**Exercise description:**
Check every line below for the word "from" and copy each one that has it.

Records

>> start

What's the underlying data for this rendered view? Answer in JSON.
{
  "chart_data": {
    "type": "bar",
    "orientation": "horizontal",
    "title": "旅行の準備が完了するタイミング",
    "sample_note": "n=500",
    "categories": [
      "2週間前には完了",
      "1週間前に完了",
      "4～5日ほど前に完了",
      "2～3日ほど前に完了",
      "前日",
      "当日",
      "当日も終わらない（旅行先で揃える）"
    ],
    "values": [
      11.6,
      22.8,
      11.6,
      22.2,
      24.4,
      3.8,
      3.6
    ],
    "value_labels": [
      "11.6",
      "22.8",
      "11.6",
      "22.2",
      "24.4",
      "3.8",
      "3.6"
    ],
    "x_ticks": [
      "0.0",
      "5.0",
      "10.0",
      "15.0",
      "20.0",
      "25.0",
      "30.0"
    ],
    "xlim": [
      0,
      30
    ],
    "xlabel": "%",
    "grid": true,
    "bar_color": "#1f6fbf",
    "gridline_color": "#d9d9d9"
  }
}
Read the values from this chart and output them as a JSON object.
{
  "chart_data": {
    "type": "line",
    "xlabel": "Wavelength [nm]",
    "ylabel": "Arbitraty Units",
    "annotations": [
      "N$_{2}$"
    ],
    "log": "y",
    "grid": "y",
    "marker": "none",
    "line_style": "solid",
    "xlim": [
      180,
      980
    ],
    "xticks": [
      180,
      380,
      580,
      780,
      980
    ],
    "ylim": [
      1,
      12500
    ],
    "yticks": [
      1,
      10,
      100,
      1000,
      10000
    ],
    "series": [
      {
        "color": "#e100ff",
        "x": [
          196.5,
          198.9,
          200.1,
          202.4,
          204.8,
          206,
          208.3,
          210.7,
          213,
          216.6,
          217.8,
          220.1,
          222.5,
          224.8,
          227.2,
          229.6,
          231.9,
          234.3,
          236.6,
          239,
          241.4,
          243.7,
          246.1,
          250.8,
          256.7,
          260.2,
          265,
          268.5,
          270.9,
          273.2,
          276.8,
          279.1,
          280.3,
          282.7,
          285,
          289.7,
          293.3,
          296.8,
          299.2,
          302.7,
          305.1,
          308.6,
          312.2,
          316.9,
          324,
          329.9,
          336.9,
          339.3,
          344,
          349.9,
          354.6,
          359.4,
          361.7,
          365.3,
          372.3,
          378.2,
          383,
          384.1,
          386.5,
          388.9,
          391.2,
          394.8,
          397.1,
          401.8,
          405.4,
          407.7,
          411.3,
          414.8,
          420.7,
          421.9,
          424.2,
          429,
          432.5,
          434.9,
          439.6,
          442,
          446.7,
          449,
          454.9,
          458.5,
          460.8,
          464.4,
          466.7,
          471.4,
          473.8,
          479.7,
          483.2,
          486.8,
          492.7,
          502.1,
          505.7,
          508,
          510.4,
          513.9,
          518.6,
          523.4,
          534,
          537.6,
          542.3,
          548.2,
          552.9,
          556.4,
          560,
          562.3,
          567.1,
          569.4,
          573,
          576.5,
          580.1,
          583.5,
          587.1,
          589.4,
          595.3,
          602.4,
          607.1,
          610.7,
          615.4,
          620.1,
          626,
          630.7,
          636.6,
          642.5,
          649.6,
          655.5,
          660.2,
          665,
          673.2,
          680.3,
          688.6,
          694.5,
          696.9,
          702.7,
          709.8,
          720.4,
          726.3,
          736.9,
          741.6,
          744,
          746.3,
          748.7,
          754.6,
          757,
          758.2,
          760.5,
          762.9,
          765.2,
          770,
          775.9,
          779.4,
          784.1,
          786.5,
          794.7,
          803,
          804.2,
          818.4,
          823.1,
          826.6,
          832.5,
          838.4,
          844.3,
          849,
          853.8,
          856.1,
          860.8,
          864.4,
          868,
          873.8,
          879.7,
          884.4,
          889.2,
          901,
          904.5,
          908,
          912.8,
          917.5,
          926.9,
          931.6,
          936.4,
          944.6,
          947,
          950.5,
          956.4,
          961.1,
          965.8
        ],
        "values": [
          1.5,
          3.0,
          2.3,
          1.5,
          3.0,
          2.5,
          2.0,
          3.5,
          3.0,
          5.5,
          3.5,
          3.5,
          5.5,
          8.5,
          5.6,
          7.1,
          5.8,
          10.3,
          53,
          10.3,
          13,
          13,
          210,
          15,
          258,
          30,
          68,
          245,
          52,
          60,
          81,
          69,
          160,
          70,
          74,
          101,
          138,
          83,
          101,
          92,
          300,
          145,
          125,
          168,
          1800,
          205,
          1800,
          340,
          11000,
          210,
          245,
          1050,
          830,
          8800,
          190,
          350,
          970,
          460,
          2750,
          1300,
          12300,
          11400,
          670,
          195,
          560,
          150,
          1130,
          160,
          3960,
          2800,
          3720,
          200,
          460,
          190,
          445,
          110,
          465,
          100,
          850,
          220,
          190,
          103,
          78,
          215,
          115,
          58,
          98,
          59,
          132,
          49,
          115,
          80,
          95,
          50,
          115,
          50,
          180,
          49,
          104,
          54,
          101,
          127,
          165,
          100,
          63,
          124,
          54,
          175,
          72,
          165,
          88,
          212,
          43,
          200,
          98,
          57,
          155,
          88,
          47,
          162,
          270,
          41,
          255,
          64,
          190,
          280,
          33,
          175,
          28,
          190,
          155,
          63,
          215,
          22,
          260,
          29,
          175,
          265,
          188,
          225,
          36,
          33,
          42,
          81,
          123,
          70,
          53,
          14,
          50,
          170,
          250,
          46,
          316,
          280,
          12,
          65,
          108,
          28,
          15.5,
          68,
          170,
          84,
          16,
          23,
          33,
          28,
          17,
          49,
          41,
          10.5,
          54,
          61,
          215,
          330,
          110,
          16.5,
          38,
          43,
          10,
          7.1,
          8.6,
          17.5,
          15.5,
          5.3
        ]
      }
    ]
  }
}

>> end
>> start

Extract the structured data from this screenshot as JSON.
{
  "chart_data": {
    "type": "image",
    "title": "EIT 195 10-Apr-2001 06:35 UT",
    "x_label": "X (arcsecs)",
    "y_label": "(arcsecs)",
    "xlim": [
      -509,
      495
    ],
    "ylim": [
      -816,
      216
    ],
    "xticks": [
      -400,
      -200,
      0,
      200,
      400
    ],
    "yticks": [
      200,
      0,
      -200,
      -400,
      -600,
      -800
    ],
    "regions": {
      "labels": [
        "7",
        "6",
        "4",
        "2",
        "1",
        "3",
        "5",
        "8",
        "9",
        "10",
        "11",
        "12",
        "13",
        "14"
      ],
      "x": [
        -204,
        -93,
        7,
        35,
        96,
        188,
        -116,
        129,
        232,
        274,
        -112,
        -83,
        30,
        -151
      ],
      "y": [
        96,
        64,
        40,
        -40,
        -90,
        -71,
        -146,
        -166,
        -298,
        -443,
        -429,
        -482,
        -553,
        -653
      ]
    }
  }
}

>> end

**In response:**
Read the values from this chart and output them as a JSON object.
Extract the structured data from this screenshot as JSON.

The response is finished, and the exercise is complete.